• **DIRECTIVE**
All lines below must be repeated exactly, with the pictures omitted.

• **SUPPLIED ENTRIES**
******************************

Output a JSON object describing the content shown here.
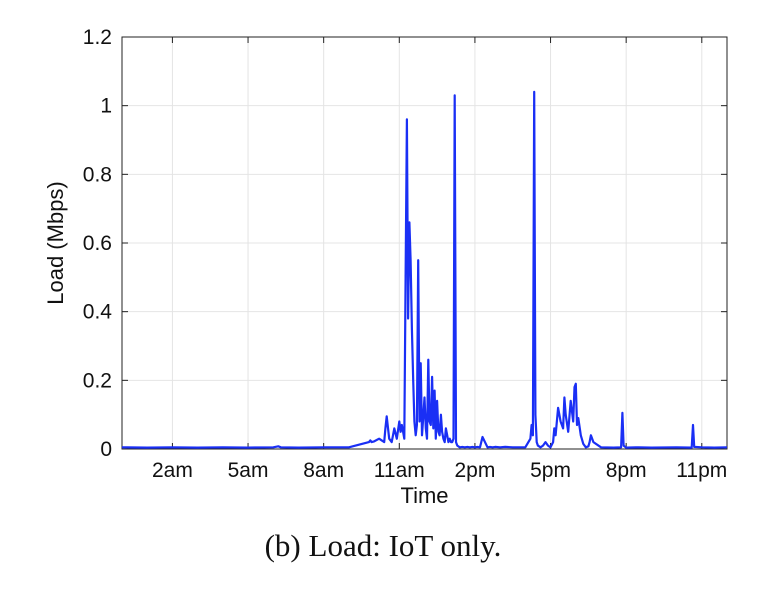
{
  "caption": "(b) Load: IoT only.",
  "chart_data": {
    "type": "line",
    "xlabel": "Time",
    "ylabel": "Load (Mbps)",
    "x_unit": "hour of day",
    "xlim": [
      0,
      24
    ],
    "ylim": [
      0,
      1.2
    ],
    "grid": true,
    "x_ticks": [
      {
        "value": 2,
        "label": "2am"
      },
      {
        "value": 5,
        "label": "5am"
      },
      {
        "value": 8,
        "label": "8am"
      },
      {
        "value": 11,
        "label": "11am"
      },
      {
        "value": 14,
        "label": "2pm"
      },
      {
        "value": 17,
        "label": "5pm"
      },
      {
        "value": 20,
        "label": "8pm"
      },
      {
        "value": 23,
        "label": "11pm"
      }
    ],
    "y_ticks": [
      {
        "value": 0,
        "label": "0"
      },
      {
        "value": 0.2,
        "label": "0.2"
      },
      {
        "value": 0.4,
        "label": "0.4"
      },
      {
        "value": 0.6,
        "label": "0.6"
      },
      {
        "value": 0.8,
        "label": "0.8"
      },
      {
        "value": 1.0,
        "label": "1"
      },
      {
        "value": 1.2,
        "label": "1.2"
      }
    ],
    "series": [
      {
        "color": "#1a2ff5",
        "x": [
          0,
          1,
          2,
          3,
          4,
          5,
          6,
          6.2,
          6.3,
          7,
          8,
          9,
          9.8,
          9.85,
          9.9,
          10,
          10.2,
          10.4,
          10.45,
          10.5,
          10.6,
          10.7,
          10.75,
          10.8,
          10.9,
          11.0,
          11.05,
          11.1,
          11.15,
          11.2,
          11.25,
          11.3,
          11.35,
          11.4,
          11.45,
          11.5,
          11.55,
          11.6,
          11.65,
          11.7,
          11.75,
          11.8,
          11.85,
          11.9,
          11.95,
          12.0,
          12.05,
          12.1,
          12.15,
          12.2,
          12.25,
          12.3,
          12.35,
          12.4,
          12.45,
          12.5,
          12.55,
          12.6,
          12.65,
          12.7,
          12.75,
          12.8,
          12.85,
          12.9,
          12.95,
          13.0,
          13.05,
          13.1,
          13.15,
          13.2,
          13.25,
          13.3,
          13.4,
          13.5,
          13.6,
          13.7,
          13.8,
          13.9,
          14.0,
          14.1,
          14.2,
          14.3,
          14.5,
          14.6,
          14.7,
          14.8,
          15.0,
          15.2,
          15.5,
          16.0,
          16.2,
          16.25,
          16.3,
          16.35,
          16.4,
          16.45,
          16.5,
          16.6,
          16.7,
          16.8,
          16.9,
          17.0,
          17.1,
          17.15,
          17.2,
          17.3,
          17.4,
          17.5,
          17.55,
          17.6,
          17.7,
          17.8,
          17.9,
          17.95,
          18.0,
          18.05,
          18.1,
          18.2,
          18.3,
          18.4,
          18.5,
          18.55,
          18.6,
          18.7,
          19.0,
          19.5,
          19.8,
          19.85,
          19.9,
          20.0,
          20.5,
          21.0,
          22.0,
          22.6,
          22.65,
          22.7,
          23.0,
          23.5,
          24.0
        ],
        "y": [
          0.005,
          0.004,
          0.005,
          0.004,
          0.005,
          0.004,
          0.005,
          0.008,
          0.005,
          0.004,
          0.005,
          0.005,
          0.02,
          0.025,
          0.02,
          0.022,
          0.03,
          0.02,
          0.06,
          0.095,
          0.03,
          0.02,
          0.04,
          0.06,
          0.03,
          0.08,
          0.05,
          0.07,
          0.05,
          0.03,
          0.5,
          0.96,
          0.38,
          0.66,
          0.55,
          0.35,
          0.2,
          0.08,
          0.04,
          0.07,
          0.55,
          0.08,
          0.25,
          0.04,
          0.09,
          0.15,
          0.06,
          0.03,
          0.26,
          0.08,
          0.07,
          0.21,
          0.06,
          0.17,
          0.03,
          0.14,
          0.05,
          0.04,
          0.1,
          0.05,
          0.03,
          0.02,
          0.06,
          0.04,
          0.02,
          0.03,
          0.02,
          0.02,
          0.03,
          1.03,
          0.02,
          0.01,
          0.005,
          0.006,
          0.005,
          0.006,
          0.005,
          0.006,
          0.005,
          0.006,
          0.005,
          0.035,
          0.005,
          0.006,
          0.005,
          0.006,
          0.005,
          0.006,
          0.005,
          0.005,
          0.03,
          0.07,
          0.04,
          1.04,
          0.1,
          0.02,
          0.01,
          0.005,
          0.01,
          0.02,
          0.01,
          0.005,
          0.02,
          0.06,
          0.04,
          0.12,
          0.08,
          0.06,
          0.15,
          0.1,
          0.05,
          0.14,
          0.08,
          0.18,
          0.19,
          0.07,
          0.09,
          0.04,
          0.015,
          0.005,
          0.008,
          0.02,
          0.04,
          0.02,
          0.005,
          0.004,
          0.005,
          0.105,
          0.01,
          0.004,
          0.005,
          0.004,
          0.005,
          0.004,
          0.07,
          0.006,
          0.005,
          0.004,
          0.005
        ]
      }
    ]
  }
}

******************************

• **PROBLEM SOLUTION**
Output a JSON object describing the content shown here.
{
  "caption": "(b) Load: IoT only.",
  "chart_data": {
    "type": "line",
    "xlabel": "Time",
    "ylabel": "Load (Mbps)",
    "x_unit": "hour of day",
    "xlim": [
      0,
      24
    ],
    "ylim": [
      0,
      1.2
    ],
    "grid": true,
    "x_ticks": [
      {
        "value": 2,
        "label": "2am"
      },
      {
        "value": 5,
        "label": "5am"
      },
      {
        "value": 8,
        "label": "8am"
      },
      {
        "value": 11,
        "label": "11am"
      },
      {
        "value": 14,
        "label": "2pm"
      },
      {
        "value": 17,
        "label": "5pm"
      },
      {
        "value": 20,
        "label": "8pm"
      },
      {
        "value": 23,
        "label": "11pm"
      }
    ],
    "y_ticks": [
      {
        "value": 0,
        "label": "0"
      },
      {
        "value": 0.2,
        "label": "0.2"
      },
      {
        "value": 0.4,
        "label": "0.4"
      },
      {
        "value": 0.6,
        "label": "0.6"
      },
      {
        "value": 0.8,
        "label": "0.8"
      },
      {
        "value": 1.0,
        "label": "1"
      },
      {
        "value": 1.2,
        "label": "1.2"
      }
    ],
    "series": [
      {
        "color": "#1a2ff5",
        "x": [
          0,
          1,
          2,
          3,
          4,
          5,
          6,
          6.2,
          6.3,
          7,
          8,
          9,
          9.8,
          9.85,
          9.9,
          10,
          10.2,
          10.4,
          10.45,
          10.5,
          10.6,
          10.7,
          10.75,
          10.8,
          10.9,
          11.0,
          11.05,
          11.1,
          11.15,
          11.2,
          11.25,
          11.3,
          11.35,
          11.4,
          11.45,
          11.5,
          11.55,
          11.6,
          11.65,
          11.7,
          11.75,
          11.8,
          11.85,
          11.9,
          11.95,
          12.0,
          12.05,
          12.1,
          12.15,
          12.2,
          12.25,
          12.3,
          12.35,
          12.4,
          12.45,
          12.5,
          12.55,
          12.6,
          12.65,
          12.7,
          12.75,
          12.8,
          12.85,
          12.9,
          12.95,
          13.0,
          13.05,
          13.1,
          13.15,
          13.2,
          13.25,
          13.3,
          13.4,
          13.5,
          13.6,
          13.7,
          13.8,
          13.9,
          14.0,
          14.1,
          14.2,
          14.3,
          14.5,
          14.6,
          14.7,
          14.8,
          15.0,
          15.2,
          15.5,
          16.0,
          16.2,
          16.25,
          16.3,
          16.35,
          16.4,
          16.45,
          16.5,
          16.6,
          16.7,
          16.8,
          16.9,
          17.0,
          17.1,
          17.15,
          17.2,
          17.3,
          17.4,
          17.5,
          17.55,
          17.6,
          17.7,
          17.8,
          17.9,
          17.95,
          18.0,
          18.05,
          18.1,
          18.2,
          18.3,
          18.4,
          18.5,
          18.55,
          18.6,
          18.7,
          19.0,
          19.5,
          19.8,
          19.85,
          19.9,
          20.0,
          20.5,
          21.0,
          22.0,
          22.6,
          22.65,
          22.7,
          23.0,
          23.5,
          24.0
        ],
        "y": [
          0.005,
          0.004,
          0.005,
          0.004,
          0.005,
          0.004,
          0.005,
          0.008,
          0.005,
          0.004,
          0.005,
          0.005,
          0.02,
          0.025,
          0.02,
          0.022,
          0.03,
          0.02,
          0.06,
          0.095,
          0.03,
          0.02,
          0.04,
          0.06,
          0.03,
          0.08,
          0.05,
          0.07,
          0.05,
          0.03,
          0.5,
          0.96,
          0.38,
          0.66,
          0.55,
          0.35,
          0.2,
          0.08,
          0.04,
          0.07,
          0.55,
          0.08,
          0.25,
          0.04,
          0.09,
          0.15,
          0.06,
          0.03,
          0.26,
          0.08,
          0.07,
          0.21,
          0.06,
          0.17,
          0.03,
          0.14,
          0.05,
          0.04,
          0.1,
          0.05,
          0.03,
          0.02,
          0.06,
          0.04,
          0.02,
          0.03,
          0.02,
          0.02,
          0.03,
          1.03,
          0.02,
          0.01,
          0.005,
          0.006,
          0.005,
          0.006,
          0.005,
          0.006,
          0.005,
          0.006,
          0.005,
          0.035,
          0.005,
          0.006,
          0.005,
          0.006,
          0.005,
          0.006,
          0.005,
          0.005,
          0.03,
          0.07,
          0.04,
          1.04,
          0.1,
          0.02,
          0.01,
          0.005,
          0.01,
          0.02,
          0.01,
          0.005,
          0.02,
          0.06,
          0.04,
          0.12,
          0.08,
          0.06,
          0.15,
          0.1,
          0.05,
          0.14,
          0.08,
          0.18,
          0.19,
          0.07,
          0.09,
          0.04,
          0.015,
          0.005,
          0.008,
          0.02,
          0.04,
          0.02,
          0.005,
          0.004,
          0.005,
          0.105,
          0.01,
          0.004,
          0.005,
          0.004,
          0.005,
          0.004,
          0.07,
          0.006,
          0.005,
          0.004,
          0.005
        ]
      }
    ]
  }
}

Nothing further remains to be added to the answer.